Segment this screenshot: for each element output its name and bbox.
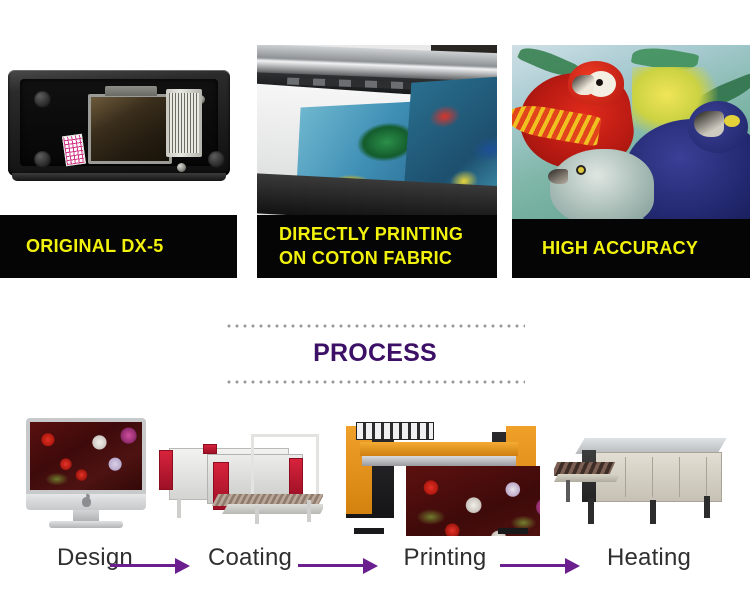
printer-foot xyxy=(354,528,384,534)
coating-machine-leg xyxy=(177,498,181,518)
heating-machine-leg xyxy=(588,498,594,524)
printing-machine-photo xyxy=(344,414,540,536)
coating-machine-red-panel xyxy=(203,444,217,454)
heating-machine-leg xyxy=(566,480,570,502)
printhead-mount-hole-left-bottom xyxy=(34,151,51,168)
imac-design-photo xyxy=(22,414,150,529)
heating-machine-photo xyxy=(554,424,730,530)
printhead-sticker xyxy=(62,134,86,166)
grey-parrot-beak xyxy=(548,169,568,184)
feature-caption-text: ORIGINAL DX-5 xyxy=(26,235,164,259)
apple-logo-icon xyxy=(82,497,91,507)
printhead-body xyxy=(8,70,230,176)
arrow-printing-to-heating xyxy=(500,558,582,574)
imac-screen xyxy=(26,418,146,494)
coating-machine-leg xyxy=(307,500,311,522)
coating-machine-illustration xyxy=(155,420,323,530)
dotted-rule-top xyxy=(225,324,525,328)
printhead-screw-bottom xyxy=(177,163,186,172)
heating-machine-infeed-tray xyxy=(554,474,620,482)
printhead-mount-hole-left-top xyxy=(34,91,51,108)
printer-top-beam xyxy=(360,442,518,456)
printer-carriage-rail xyxy=(362,456,516,466)
arrow-shaft xyxy=(110,564,178,567)
printhead-base-edge xyxy=(12,173,226,181)
blue-macaw-eye-ring xyxy=(724,115,740,127)
grey-parrot-body xyxy=(550,149,654,219)
process-header: PROCESS xyxy=(0,318,750,390)
imac-illustration xyxy=(22,414,150,529)
printer-output-floral-fabric xyxy=(406,466,540,536)
fabric-printing-photo xyxy=(257,45,497,215)
heating-machine-illustration xyxy=(554,424,730,530)
printhead-ribbon-connector xyxy=(166,89,202,157)
dotted-rule-bottom xyxy=(225,380,525,384)
imac-chin xyxy=(26,494,146,510)
feature-caption-bar: HIGH ACCURACY xyxy=(512,219,750,278)
heating-machine-leg xyxy=(704,496,710,518)
red-macaw-eye xyxy=(596,79,603,86)
arrow-shaft xyxy=(298,564,366,567)
coating-machine-photo xyxy=(155,420,323,530)
printed-parrots-photo xyxy=(512,45,750,219)
arrow-shaft xyxy=(500,564,568,567)
imac-floral-artwork xyxy=(30,422,142,490)
feature-caption-bar: DIRECTLY PRINTING ON COTON FABRIC xyxy=(257,215,497,278)
printer-scene-illustration xyxy=(257,45,497,215)
heating-machine-leg xyxy=(650,500,656,524)
printer-foot xyxy=(498,528,528,534)
coating-machine-red-panel xyxy=(159,450,173,490)
printhead-inner-cavity xyxy=(20,79,218,166)
grey-parrot-eye xyxy=(578,167,584,173)
arrow-head-icon xyxy=(175,558,190,574)
coating-machine-leg xyxy=(255,506,259,524)
blue-macaw-beak xyxy=(694,111,724,137)
printhead-mount-hole-right xyxy=(208,151,225,168)
arrow-design-to-coating xyxy=(110,558,192,574)
printer-ink-cartridges xyxy=(356,422,434,440)
arrow-head-icon xyxy=(363,558,378,574)
printhead-illustration xyxy=(8,70,230,176)
arrow-coating-to-printing xyxy=(298,558,380,574)
feature-caption-text: HIGH ACCURACY xyxy=(542,237,698,261)
arrow-head-icon xyxy=(565,558,580,574)
printhead-nozzle-plate xyxy=(88,94,172,164)
process-steps-row: Design Coating xyxy=(0,396,750,604)
printing-machine-illustration xyxy=(344,414,540,536)
imac-foot xyxy=(49,521,123,528)
feature-row: ORIGINAL DX-5 DIRECTLY PRINTING ON COTON… xyxy=(0,0,750,285)
feature-caption-bar: ORIGINAL DX-5 xyxy=(0,215,237,278)
red-macaw-beak xyxy=(572,75,594,95)
parrot-artwork-illustration xyxy=(512,45,750,219)
process-title: PROCESS xyxy=(313,339,437,368)
dx5-printhead-photo xyxy=(0,32,237,215)
feature-caption-text: DIRECTLY PRINTING ON COTON FABRIC xyxy=(279,223,463,271)
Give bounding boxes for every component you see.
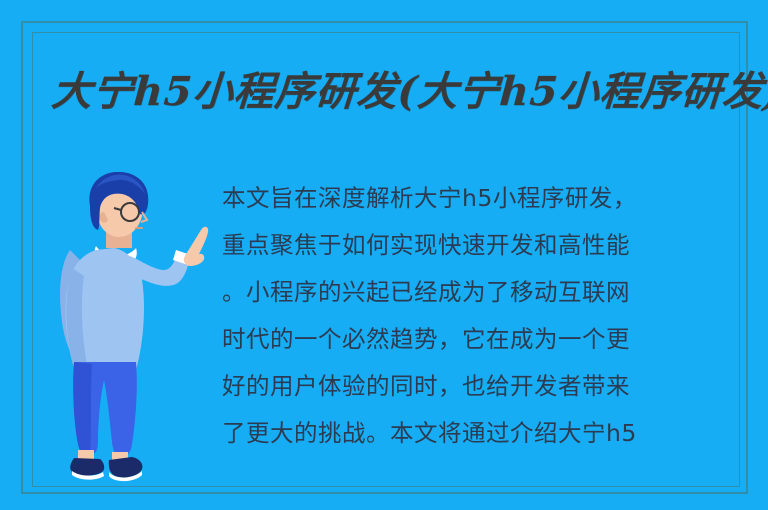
body-line: 重点聚焦于如何实现快速开发和高性能 (222, 222, 716, 269)
left-shoe (70, 458, 104, 476)
body-line: 好的用户体验的同时，也给开发者带来 (222, 363, 716, 410)
body-line: 本文旨在深度解析大宁h5小程序研发， (222, 175, 716, 222)
body-line: 。小程序的兴起已经成为了移动互联网 (222, 269, 716, 316)
article-body: 本文旨在深度解析大宁h5小程序研发， 重点聚焦于如何实现快速开发和高性能 。小程… (222, 175, 716, 457)
poster-canvas: 大宁h5小程序研发(大宁h5小程序研发) (0, 0, 768, 510)
nose-shape (141, 212, 147, 222)
page-title: 大宁h5小程序研发(大宁h5小程序研发) (50, 56, 734, 120)
illustration-svg (52, 172, 217, 482)
man-pointing-right-illustration (52, 172, 217, 482)
pointing-hand (184, 227, 208, 266)
body-line: 了更大的挑战。本文将通过介绍大宁h5 (222, 410, 716, 457)
pants-shadow (73, 362, 92, 455)
body-line: 时代的一个必然趋势，它在成为一个更 (222, 316, 716, 363)
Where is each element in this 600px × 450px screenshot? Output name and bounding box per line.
□ □ □
Given instruction | Can you reproduce all of the entries above word for word, leaving out the pictures?

Result |
Segment this screenshot: for each element output its name and bbox.
printer-foot xyxy=(354,528,384,534)
coating-machine-leg xyxy=(177,498,181,518)
heating-machine-leg xyxy=(588,498,594,524)
printing-machine-photo xyxy=(344,414,540,536)
coating-machine-red-panel xyxy=(203,444,217,454)
heating-machine-leg xyxy=(566,480,570,502)
printhead-mount-hole-left-bottom xyxy=(34,151,51,168)
imac-design-photo xyxy=(22,414,150,529)
heating-machine-photo xyxy=(554,424,730,530)
printhead-sticker xyxy=(62,134,86,166)
grey-parrot-beak xyxy=(548,169,568,184)
feature-caption-text: ORIGINAL DX-5 xyxy=(26,235,164,259)
apple-logo-icon xyxy=(82,497,91,507)
printhead-body xyxy=(8,70,230,176)
arrow-printing-to-heating xyxy=(500,558,582,574)
imac-screen xyxy=(26,418,146,494)
coating-machine-leg xyxy=(307,500,311,522)
coating-machine-illustration xyxy=(155,420,323,530)
dotted-rule-top xyxy=(225,324,525,328)
printhead-screw-bottom xyxy=(177,163,186,172)
heating-machine-infeed-tray xyxy=(554,474,620,482)
printhead-mount-hole-left-top xyxy=(34,91,51,108)
printer-top-beam xyxy=(360,442,518,456)
printer-carriage-rail xyxy=(362,456,516,466)
arrow-shaft xyxy=(110,564,178,567)
printhead-base-edge xyxy=(12,173,226,181)
blue-macaw-eye-ring xyxy=(724,115,740,127)
grey-parrot-body xyxy=(550,149,654,219)
process-header: PROCESS xyxy=(0,318,750,390)
imac-illustration xyxy=(22,414,150,529)
printer-output-floral-fabric xyxy=(406,466,540,536)
fabric-printing-photo xyxy=(257,45,497,215)
heating-machine-illustration xyxy=(554,424,730,530)
printhead-ribbon-connector xyxy=(166,89,202,157)
dotted-rule-bottom xyxy=(225,380,525,384)
imac-chin xyxy=(26,494,146,510)
feature-caption-bar: HIGH ACCURACY xyxy=(512,219,750,278)
heating-machine-leg xyxy=(704,496,710,518)
red-macaw-eye xyxy=(596,79,603,86)
arrow-shaft xyxy=(298,564,366,567)
coating-machine-photo xyxy=(155,420,323,530)
printed-parrots-photo xyxy=(512,45,750,219)
arrow-shaft xyxy=(500,564,568,567)
imac-floral-artwork xyxy=(30,422,142,490)
feature-caption-bar: DIRECTLY PRINTING ON COTON FABRIC xyxy=(257,215,497,278)
printer-scene-illustration xyxy=(257,45,497,215)
heating-machine-leg xyxy=(650,500,656,524)
printer-foot xyxy=(498,528,528,534)
coating-machine-red-panel xyxy=(159,450,173,490)
printhead-inner-cavity xyxy=(20,79,218,166)
grey-parrot-eye xyxy=(578,167,584,173)
arrow-head-icon xyxy=(175,558,190,574)
coating-machine-leg xyxy=(255,506,259,524)
blue-macaw-beak xyxy=(694,111,724,137)
printhead-mount-hole-right xyxy=(208,151,225,168)
arrow-design-to-coating xyxy=(110,558,192,574)
printer-ink-cartridges xyxy=(356,422,434,440)
arrow-head-icon xyxy=(363,558,378,574)
printhead-illustration xyxy=(8,70,230,176)
arrow-coating-to-printing xyxy=(298,558,380,574)
feature-caption-text: HIGH ACCURACY xyxy=(542,237,698,261)
arrow-head-icon xyxy=(565,558,580,574)
printhead-nozzle-plate xyxy=(88,94,172,164)
process-steps-row: Design Coating xyxy=(0,396,750,604)
printing-machine-illustration xyxy=(344,414,540,536)
imac-foot xyxy=(49,521,123,528)
feature-row: ORIGINAL DX-5 DIRECTLY PRINTING ON COTON… xyxy=(0,0,750,285)
feature-caption-bar: ORIGINAL DX-5 xyxy=(0,215,237,278)
red-macaw-beak xyxy=(572,75,594,95)
parrot-artwork-illustration xyxy=(512,45,750,219)
process-title: PROCESS xyxy=(313,339,437,368)
dx5-printhead-photo xyxy=(0,32,237,215)
feature-caption-text: DIRECTLY PRINTING ON COTON FABRIC xyxy=(279,223,463,271)
Give bounding boxes for every component you see.
body-line: 重点聚焦于如何实现快速开发和高性能 (222, 222, 716, 269)
left-shoe (70, 458, 104, 476)
body-line: 好的用户体验的同时，也给开发者带来 (222, 363, 716, 410)
body-line: 本文旨在深度解析大宁h5小程序研发， (222, 175, 716, 222)
body-line: 。小程序的兴起已经成为了移动互联网 (222, 269, 716, 316)
article-body: 本文旨在深度解析大宁h5小程序研发， 重点聚焦于如何实现快速开发和高性能 。小程… (222, 175, 716, 457)
poster-canvas: 大宁h5小程序研发(大宁h5小程序研发) (0, 0, 768, 510)
nose-shape (141, 212, 147, 222)
page-title: 大宁h5小程序研发(大宁h5小程序研发) (50, 56, 734, 120)
illustration-svg (52, 172, 217, 482)
man-pointing-right-illustration (52, 172, 217, 482)
pointing-hand (184, 227, 208, 266)
body-line: 了更大的挑战。本文将通过介绍大宁h5 (222, 410, 716, 457)
pants-shadow (73, 362, 92, 455)
body-line: 时代的一个必然趋势，它在成为一个更 (222, 316, 716, 363)
Where is each element in this 600px × 450px screenshot? Output name and bounding box per line.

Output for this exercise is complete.